Dataset entries on figures
************

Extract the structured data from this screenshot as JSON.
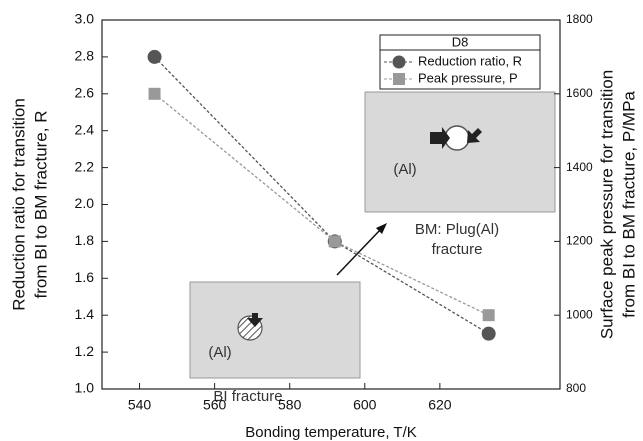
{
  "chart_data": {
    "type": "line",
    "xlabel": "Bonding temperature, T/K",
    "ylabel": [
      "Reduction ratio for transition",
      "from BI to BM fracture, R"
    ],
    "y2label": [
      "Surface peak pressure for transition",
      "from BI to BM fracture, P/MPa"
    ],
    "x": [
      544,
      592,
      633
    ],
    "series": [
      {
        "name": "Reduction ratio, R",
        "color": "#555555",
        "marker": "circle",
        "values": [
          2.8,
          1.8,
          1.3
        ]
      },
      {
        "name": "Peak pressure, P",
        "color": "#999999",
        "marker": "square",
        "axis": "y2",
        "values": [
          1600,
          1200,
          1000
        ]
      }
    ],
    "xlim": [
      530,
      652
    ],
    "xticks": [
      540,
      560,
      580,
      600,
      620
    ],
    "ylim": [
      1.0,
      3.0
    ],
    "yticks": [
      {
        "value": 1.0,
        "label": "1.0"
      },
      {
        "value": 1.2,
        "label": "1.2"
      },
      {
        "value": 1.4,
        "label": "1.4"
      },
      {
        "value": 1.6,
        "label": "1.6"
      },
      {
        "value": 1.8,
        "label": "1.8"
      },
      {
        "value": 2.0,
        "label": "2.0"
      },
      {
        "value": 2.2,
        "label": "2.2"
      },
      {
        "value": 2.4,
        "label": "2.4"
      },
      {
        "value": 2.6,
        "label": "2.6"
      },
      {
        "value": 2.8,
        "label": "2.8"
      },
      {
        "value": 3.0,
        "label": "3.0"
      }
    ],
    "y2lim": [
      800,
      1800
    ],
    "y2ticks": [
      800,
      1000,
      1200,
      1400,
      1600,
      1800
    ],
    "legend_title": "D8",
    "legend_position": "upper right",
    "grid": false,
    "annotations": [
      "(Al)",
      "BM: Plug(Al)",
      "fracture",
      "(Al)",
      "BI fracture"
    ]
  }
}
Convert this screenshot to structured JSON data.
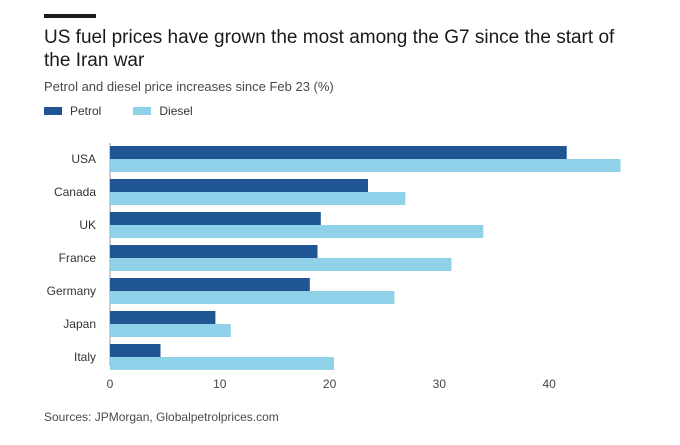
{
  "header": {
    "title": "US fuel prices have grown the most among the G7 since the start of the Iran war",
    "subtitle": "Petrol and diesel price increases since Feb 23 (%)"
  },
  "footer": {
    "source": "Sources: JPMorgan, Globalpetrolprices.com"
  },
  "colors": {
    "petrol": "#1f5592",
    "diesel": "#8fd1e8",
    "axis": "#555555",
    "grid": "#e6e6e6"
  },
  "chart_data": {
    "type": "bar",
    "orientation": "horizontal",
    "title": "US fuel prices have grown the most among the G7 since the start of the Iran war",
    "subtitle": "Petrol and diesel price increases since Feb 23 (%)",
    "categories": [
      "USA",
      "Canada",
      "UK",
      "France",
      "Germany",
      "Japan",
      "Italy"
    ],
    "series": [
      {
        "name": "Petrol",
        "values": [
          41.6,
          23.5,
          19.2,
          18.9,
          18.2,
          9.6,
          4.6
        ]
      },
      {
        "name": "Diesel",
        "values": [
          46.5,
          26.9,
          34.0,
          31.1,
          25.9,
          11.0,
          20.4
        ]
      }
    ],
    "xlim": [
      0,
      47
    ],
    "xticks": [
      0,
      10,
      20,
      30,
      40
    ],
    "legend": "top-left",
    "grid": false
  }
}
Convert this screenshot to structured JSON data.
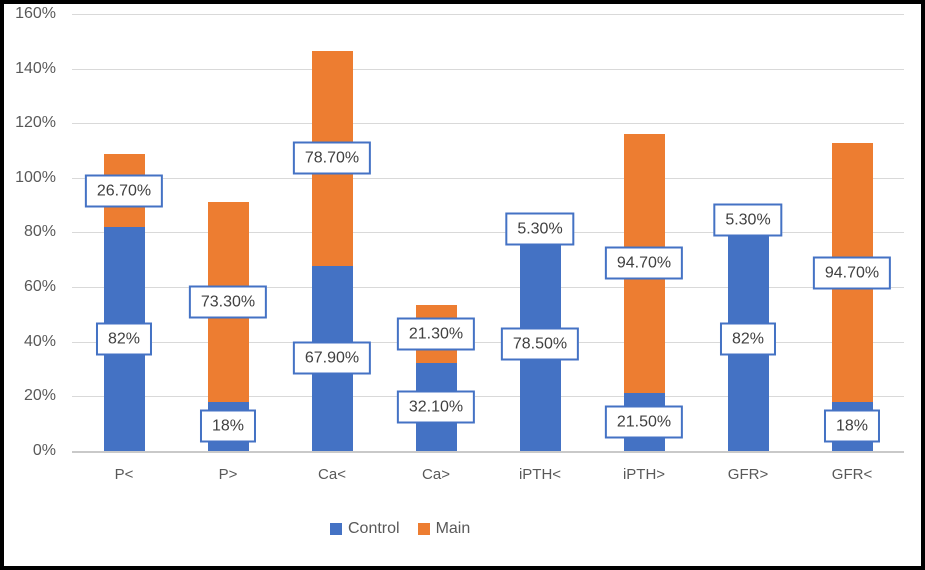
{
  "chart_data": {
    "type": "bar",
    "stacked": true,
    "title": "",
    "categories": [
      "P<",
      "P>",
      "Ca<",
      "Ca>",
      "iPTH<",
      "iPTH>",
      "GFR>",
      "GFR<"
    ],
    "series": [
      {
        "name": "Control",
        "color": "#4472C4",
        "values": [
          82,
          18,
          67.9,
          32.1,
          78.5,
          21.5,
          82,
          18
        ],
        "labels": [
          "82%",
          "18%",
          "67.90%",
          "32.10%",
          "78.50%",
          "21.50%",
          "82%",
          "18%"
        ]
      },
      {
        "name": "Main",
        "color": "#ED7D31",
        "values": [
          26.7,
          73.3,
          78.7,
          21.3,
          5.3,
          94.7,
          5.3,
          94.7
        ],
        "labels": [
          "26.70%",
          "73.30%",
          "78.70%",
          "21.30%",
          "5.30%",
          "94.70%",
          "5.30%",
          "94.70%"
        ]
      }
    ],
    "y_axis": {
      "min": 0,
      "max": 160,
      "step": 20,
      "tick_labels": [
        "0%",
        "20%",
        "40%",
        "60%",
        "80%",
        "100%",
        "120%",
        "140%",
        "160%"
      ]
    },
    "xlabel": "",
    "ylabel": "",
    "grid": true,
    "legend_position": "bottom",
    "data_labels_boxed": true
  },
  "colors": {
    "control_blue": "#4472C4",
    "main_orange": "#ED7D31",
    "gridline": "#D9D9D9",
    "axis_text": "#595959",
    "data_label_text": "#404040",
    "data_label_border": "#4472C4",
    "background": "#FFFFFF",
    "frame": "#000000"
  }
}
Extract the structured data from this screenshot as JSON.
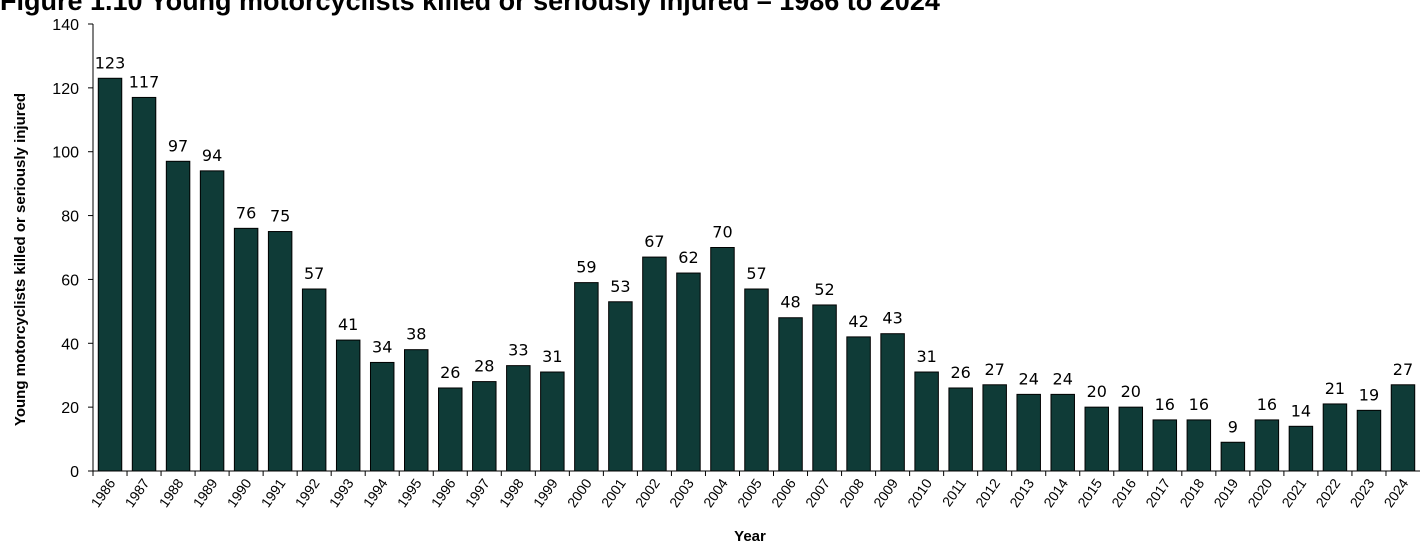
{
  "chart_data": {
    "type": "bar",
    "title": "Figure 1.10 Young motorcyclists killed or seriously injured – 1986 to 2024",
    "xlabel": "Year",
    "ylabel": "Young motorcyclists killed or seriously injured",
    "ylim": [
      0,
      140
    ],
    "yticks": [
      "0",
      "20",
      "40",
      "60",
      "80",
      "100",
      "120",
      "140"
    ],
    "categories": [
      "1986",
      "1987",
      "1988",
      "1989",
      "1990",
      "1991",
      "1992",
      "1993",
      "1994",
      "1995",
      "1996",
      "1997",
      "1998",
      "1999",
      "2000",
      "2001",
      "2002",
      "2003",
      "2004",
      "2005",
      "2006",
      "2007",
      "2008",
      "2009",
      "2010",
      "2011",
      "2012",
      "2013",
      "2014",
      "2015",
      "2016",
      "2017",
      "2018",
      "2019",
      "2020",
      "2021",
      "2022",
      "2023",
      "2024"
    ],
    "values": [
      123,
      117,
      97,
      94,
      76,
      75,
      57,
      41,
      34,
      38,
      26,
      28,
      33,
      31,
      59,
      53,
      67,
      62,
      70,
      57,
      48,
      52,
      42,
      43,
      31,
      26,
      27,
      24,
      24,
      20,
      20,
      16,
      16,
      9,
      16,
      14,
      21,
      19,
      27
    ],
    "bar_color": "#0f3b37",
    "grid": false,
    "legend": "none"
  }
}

************

> **Written exercise**
Copy out each line of the listing that holds "name".

> **Output of the task**
        "name": "Reduction ratio, R",
        "name": "Peak pressure, P",
        "name": "Petrol",
        "name": "Diesel",
        "name": "Control",
        "name": "Main",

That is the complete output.